Task statement
The entries below contain pictures. Retype everything except those pictures, exactly as given.

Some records
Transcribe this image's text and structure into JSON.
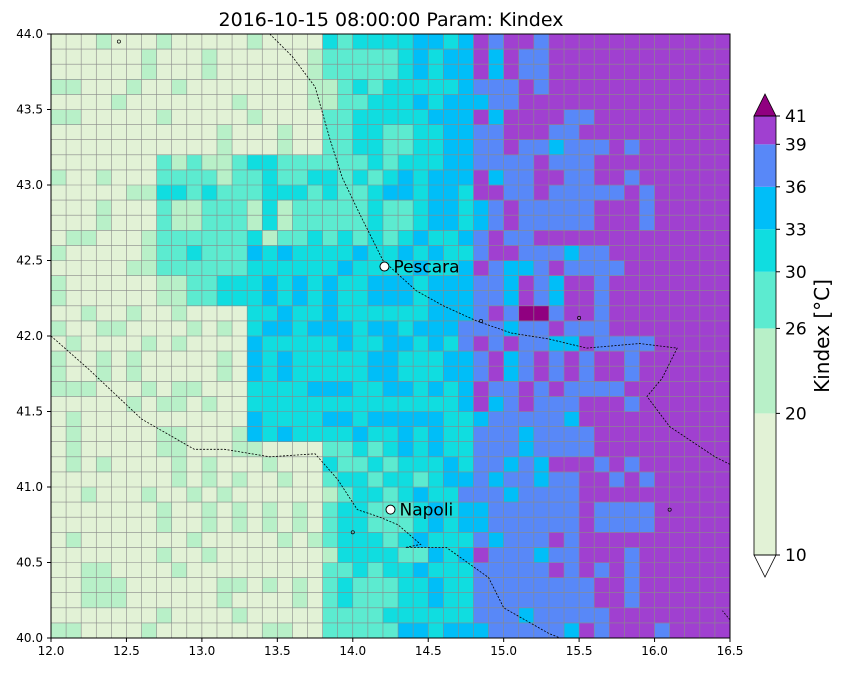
{
  "chart_data": {
    "type": "heatmap",
    "title": "2016-10-15 08:00:00 Param: Kindex",
    "xlim": [
      12.0,
      16.5
    ],
    "ylim": [
      40.0,
      44.0
    ],
    "x_ticks": [
      "12.0",
      "12.5",
      "13.0",
      "13.5",
      "14.0",
      "14.5",
      "15.0",
      "15.5",
      "16.0",
      "16.5"
    ],
    "y_ticks": [
      "40.0",
      "40.5",
      "41.0",
      "41.5",
      "42.0",
      "42.5",
      "43.0",
      "43.5",
      "44.0"
    ],
    "grid_step": 0.1,
    "colorbar": {
      "label": "Kindex  [°C]",
      "ticks": [
        "10",
        "20",
        "26",
        "30",
        "33",
        "36",
        "39",
        "41"
      ],
      "levels": [
        10,
        20,
        26,
        30,
        33,
        36,
        39,
        41
      ],
      "colors": [
        "#e2f2d6",
        "#b8f0c8",
        "#5cebd0",
        "#10dde0",
        "#00bef8",
        "#5888f8",
        "#a040d0"
      ],
      "extend_max_color": "#900080",
      "extend_min_color": "#ffffff"
    },
    "cities": [
      {
        "name": "Pescara",
        "lon": 14.21,
        "lat": 42.46
      },
      {
        "name": "Napoli",
        "lon": 14.25,
        "lat": 40.85
      }
    ],
    "coastline_color": "#000000",
    "grid_color": "#8a8a8a"
  }
}
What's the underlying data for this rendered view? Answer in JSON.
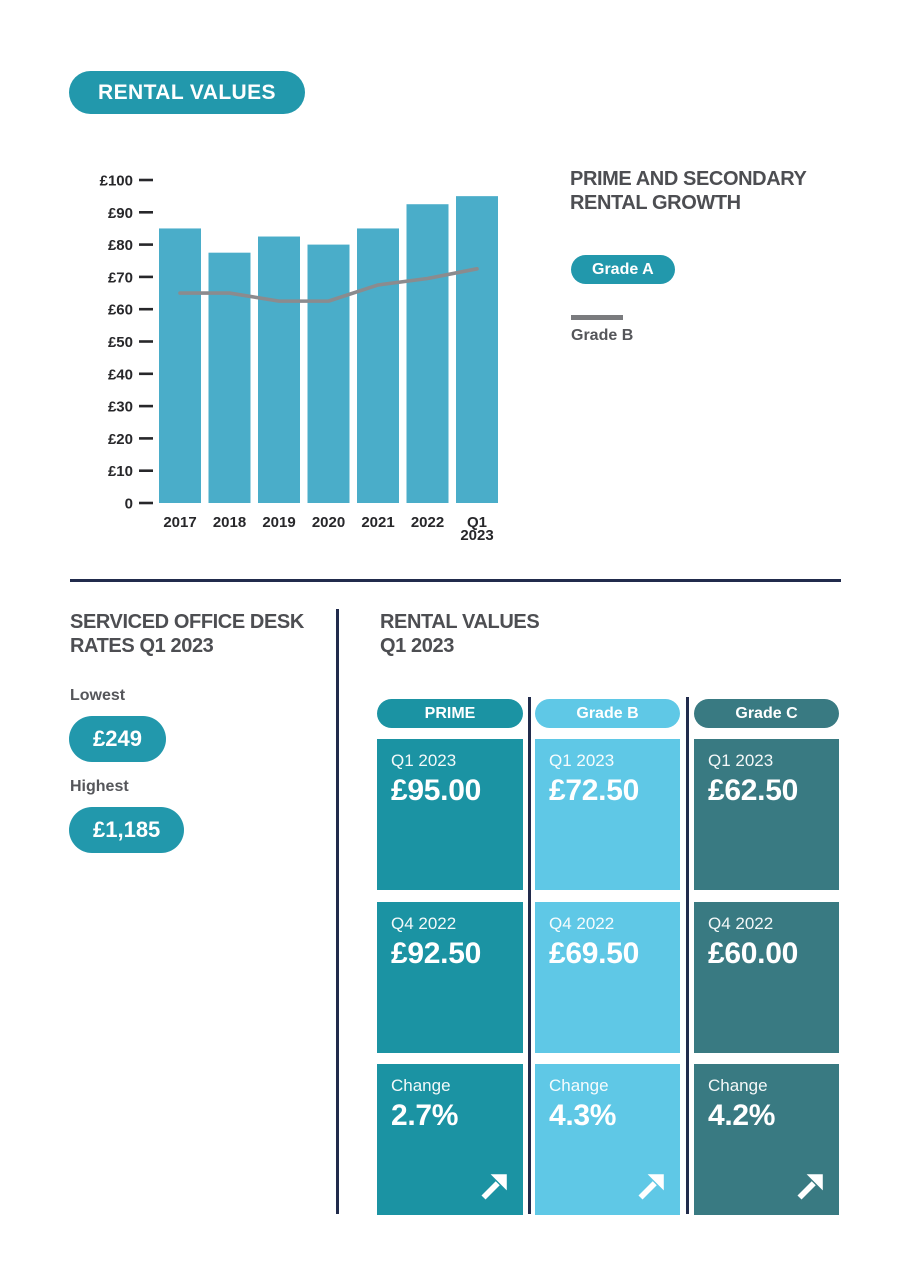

Response to the task
Transcribe this image's text and structure into JSON.
{
  "chart_data": {
    "type": "heatmap",
    "title": "2016-10-15 08:00:00 Param: Kindex",
    "xlim": [
      12.0,
      16.5
    ],
    "ylim": [
      40.0,
      44.0
    ],
    "x_ticks": [
      "12.0",
      "12.5",
      "13.0",
      "13.5",
      "14.0",
      "14.5",
      "15.0",
      "15.5",
      "16.0",
      "16.5"
    ],
    "y_ticks": [
      "40.0",
      "40.5",
      "41.0",
      "41.5",
      "42.0",
      "42.5",
      "43.0",
      "43.5",
      "44.0"
    ],
    "grid_step": 0.1,
    "colorbar": {
      "label": "Kindex  [°C]",
      "ticks": [
        "10",
        "20",
        "26",
        "30",
        "33",
        "36",
        "39",
        "41"
      ],
      "levels": [
        10,
        20,
        26,
        30,
        33,
        36,
        39,
        41
      ],
      "colors": [
        "#e2f2d6",
        "#b8f0c8",
        "#5cebd0",
        "#10dde0",
        "#00bef8",
        "#5888f8",
        "#a040d0"
      ],
      "extend_max_color": "#900080",
      "extend_min_color": "#ffffff"
    },
    "cities": [
      {
        "name": "Pescara",
        "lon": 14.21,
        "lat": 42.46
      },
      {
        "name": "Napoli",
        "lon": 14.25,
        "lat": 40.85
      }
    ],
    "coastline_color": "#000000",
    "grid_color": "#8a8a8a"
  }
}
What's the underlying data for this rendered view? Answer in JSON.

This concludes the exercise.